# START OF Extracted entries

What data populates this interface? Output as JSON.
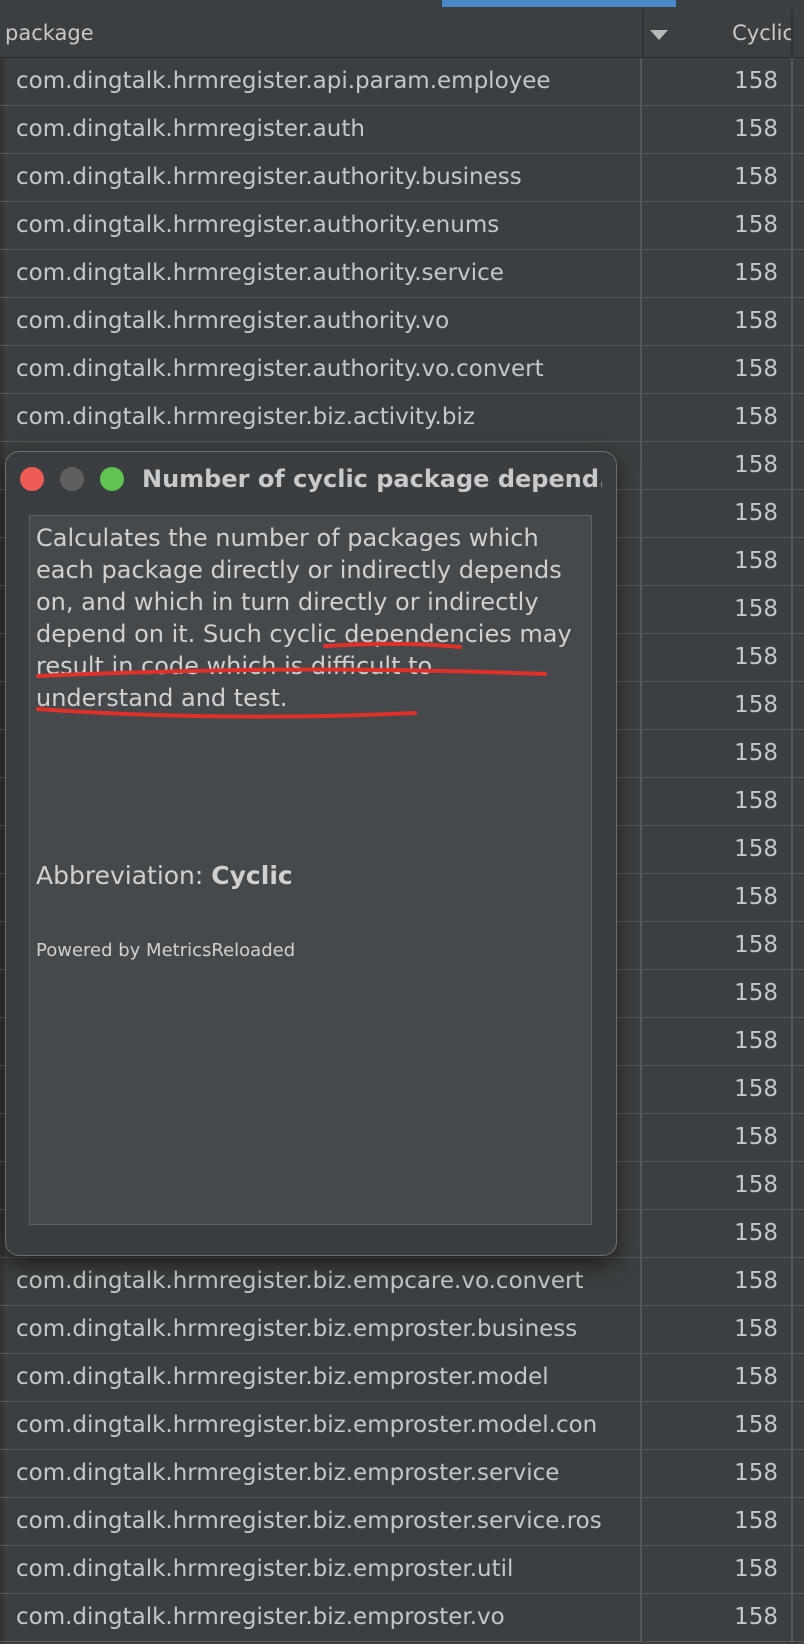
{
  "table": {
    "header": {
      "package_col": "package",
      "cyclic_col": "Cyclic",
      "sort_icon": "dropdown-arrow-icon"
    },
    "rows": [
      {
        "package": "com.dingtalk.hrmregister.api.param.employee",
        "cyclic": "158"
      },
      {
        "package": "com.dingtalk.hrmregister.auth",
        "cyclic": "158"
      },
      {
        "package": "com.dingtalk.hrmregister.authority.business",
        "cyclic": "158"
      },
      {
        "package": "com.dingtalk.hrmregister.authority.enums",
        "cyclic": "158"
      },
      {
        "package": "com.dingtalk.hrmregister.authority.service",
        "cyclic": "158"
      },
      {
        "package": "com.dingtalk.hrmregister.authority.vo",
        "cyclic": "158"
      },
      {
        "package": "com.dingtalk.hrmregister.authority.vo.convert",
        "cyclic": "158"
      },
      {
        "package": "com.dingtalk.hrmregister.biz.activity.biz",
        "cyclic": "158"
      },
      {
        "package": "",
        "cyclic": "158"
      },
      {
        "package": "",
        "cyclic": "158"
      },
      {
        "package": "",
        "cyclic": "158"
      },
      {
        "package": "",
        "cyclic": "158"
      },
      {
        "package": "",
        "cyclic": "158"
      },
      {
        "package": "",
        "cyclic": "158"
      },
      {
        "package": "",
        "cyclic": "158"
      },
      {
        "package": "",
        "cyclic": "158"
      },
      {
        "package": "",
        "cyclic": "158"
      },
      {
        "package": "",
        "cyclic": "158"
      },
      {
        "package": "",
        "cyclic": "158"
      },
      {
        "package": "",
        "cyclic": "158"
      },
      {
        "package": "",
        "cyclic": "158"
      },
      {
        "package": "",
        "cyclic": "158"
      },
      {
        "package": "",
        "cyclic": "158"
      },
      {
        "package": "",
        "cyclic": "158"
      },
      {
        "package": "",
        "cyclic": "158"
      },
      {
        "package": "com.dingtalk.hrmregister.biz.empcare.vo.convert",
        "cyclic": "158"
      },
      {
        "package": "com.dingtalk.hrmregister.biz.emproster.business",
        "cyclic": "158"
      },
      {
        "package": "com.dingtalk.hrmregister.biz.emproster.model",
        "cyclic": "158"
      },
      {
        "package": "com.dingtalk.hrmregister.biz.emproster.model.con",
        "cyclic": "158"
      },
      {
        "package": "com.dingtalk.hrmregister.biz.emproster.service",
        "cyclic": "158"
      },
      {
        "package": "com.dingtalk.hrmregister.biz.emproster.service.ros",
        "cyclic": "158"
      },
      {
        "package": "com.dingtalk.hrmregister.biz.emproster.util",
        "cyclic": "158"
      },
      {
        "package": "com.dingtalk.hrmregister.biz.emproster.vo",
        "cyclic": "158"
      }
    ]
  },
  "dialog": {
    "title": "Number of cyclic package depend...",
    "desc_part1": "Calculates the number of packages which each package directly or indirectly depends on, and which in turn directly or indirectly depend on it.",
    "desc_part2": "Such cyclic dependencies may result in code which is difficult to understand and test.",
    "abbreviation_label": "Abbreviation:",
    "abbreviation_value": "Cyclic",
    "powered_by": "Powered by MetricsReloaded",
    "annotation_color": "#e0302a"
  }
}
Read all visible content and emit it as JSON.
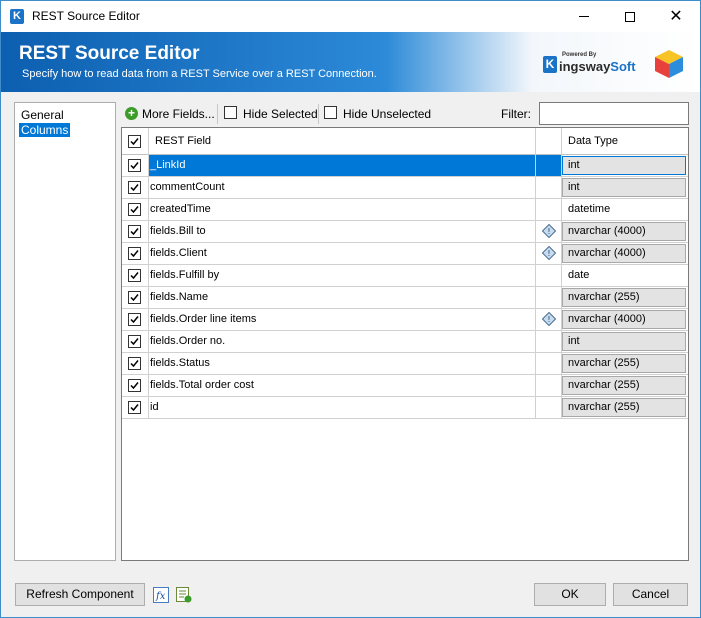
{
  "window": {
    "title": "REST Source Editor"
  },
  "banner": {
    "title": "REST Source Editor",
    "subtitle": "Specify how to read data from a REST Service over a REST Connection.",
    "logo_powered": "Powered By",
    "logo_name_part1": "ingsway",
    "logo_name_part2": "Soft"
  },
  "sidebar": {
    "items": [
      {
        "label": "General",
        "selected": false
      },
      {
        "label": "Columns",
        "selected": true
      }
    ]
  },
  "toolbar": {
    "more_fields_label": "More Fields...",
    "hide_selected_label": "Hide Selected",
    "hide_unselected_label": "Hide Unselected",
    "filter_label": "Filter:",
    "filter_value": ""
  },
  "grid": {
    "columns": [
      "REST Field",
      "Data Type"
    ],
    "rows": [
      {
        "checked": true,
        "field": "_LinkId",
        "warning": false,
        "type": "int",
        "readonly": true,
        "selected": true
      },
      {
        "checked": true,
        "field": "commentCount",
        "warning": false,
        "type": "int",
        "readonly": true,
        "selected": false
      },
      {
        "checked": true,
        "field": "createdTime",
        "warning": false,
        "type": "datetime",
        "readonly": false,
        "selected": false
      },
      {
        "checked": true,
        "field": "fields.Bill to",
        "warning": true,
        "type": "nvarchar (4000)",
        "readonly": true,
        "selected": false
      },
      {
        "checked": true,
        "field": "fields.Client",
        "warning": true,
        "type": "nvarchar (4000)",
        "readonly": true,
        "selected": false
      },
      {
        "checked": true,
        "field": "fields.Fulfill by",
        "warning": false,
        "type": "date",
        "readonly": false,
        "selected": false
      },
      {
        "checked": true,
        "field": "fields.Name",
        "warning": false,
        "type": "nvarchar (255)",
        "readonly": true,
        "selected": false
      },
      {
        "checked": true,
        "field": "fields.Order line items",
        "warning": true,
        "type": "nvarchar (4000)",
        "readonly": true,
        "selected": false
      },
      {
        "checked": true,
        "field": "fields.Order no.",
        "warning": false,
        "type": "int",
        "readonly": true,
        "selected": false
      },
      {
        "checked": true,
        "field": "fields.Status",
        "warning": false,
        "type": "nvarchar (255)",
        "readonly": true,
        "selected": false
      },
      {
        "checked": true,
        "field": "fields.Total order cost",
        "warning": false,
        "type": "nvarchar (255)",
        "readonly": true,
        "selected": false
      },
      {
        "checked": true,
        "field": "id",
        "warning": false,
        "type": "nvarchar (255)",
        "readonly": true,
        "selected": false
      }
    ]
  },
  "footer": {
    "refresh_label": "Refresh Component",
    "ok_label": "OK",
    "cancel_label": "Cancel"
  },
  "colors": {
    "accent": "#0078d7",
    "banner_dark": "#0d5fb0",
    "add_icon": "#3b9c2a"
  }
}
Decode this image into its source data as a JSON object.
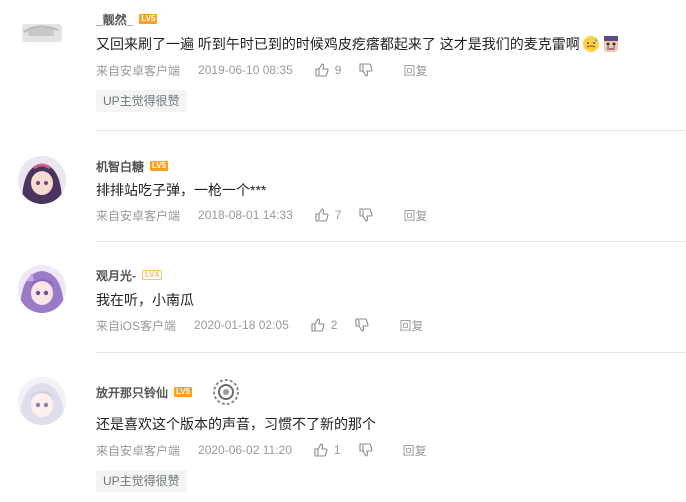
{
  "comments": [
    {
      "username": "_靓然_",
      "level": "LV5",
      "text": "又回来刷了一遍 听到午时已到的时候鸡皮疙瘩都起来了 这才是我们的麦克雷啊",
      "platform": "来自安卓客户端",
      "time": "2019-06-10 08:35",
      "likes": "9",
      "reply_label": "回复",
      "badge": "UP主觉得很赞",
      "emojis": [
        "sweat-face-emoji",
        "crying-character-emoji"
      ]
    },
    {
      "username": "机智白糖",
      "level": "LV5",
      "text": "排排站吃子弹，一枪一个***",
      "platform": "来自安卓客户端",
      "time": "2018-08-01 14:33",
      "likes": "7",
      "reply_label": "回复"
    },
    {
      "username": "观月光-",
      "level": "LV4",
      "text": "我在听，小南瓜",
      "platform": "来自iOS客户端",
      "time": "2020-01-18 02:05",
      "likes": "2",
      "reply_label": "回复"
    },
    {
      "username": "放开那只铃仙",
      "level": "LV5",
      "text": "还是喜欢这个版本的声音，习惯不了新的那个",
      "platform": "来自安卓客户端",
      "time": "2020-06-02 11:20",
      "likes": "1",
      "reply_label": "回复",
      "badge": "UP主觉得很赞"
    }
  ],
  "colors": {
    "level_badge": "#ff9f20",
    "divider": "#e5e9ef",
    "meta_text": "#999999"
  }
}
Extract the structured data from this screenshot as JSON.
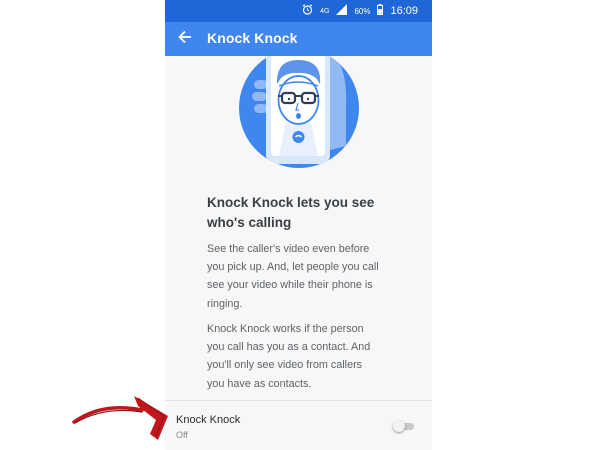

# END OF Extracted entries

:: Problem details ::
Extract every line of the records above that contains the word "items".

:: The response ::
    "items": [
        "field": "fields.Order line items",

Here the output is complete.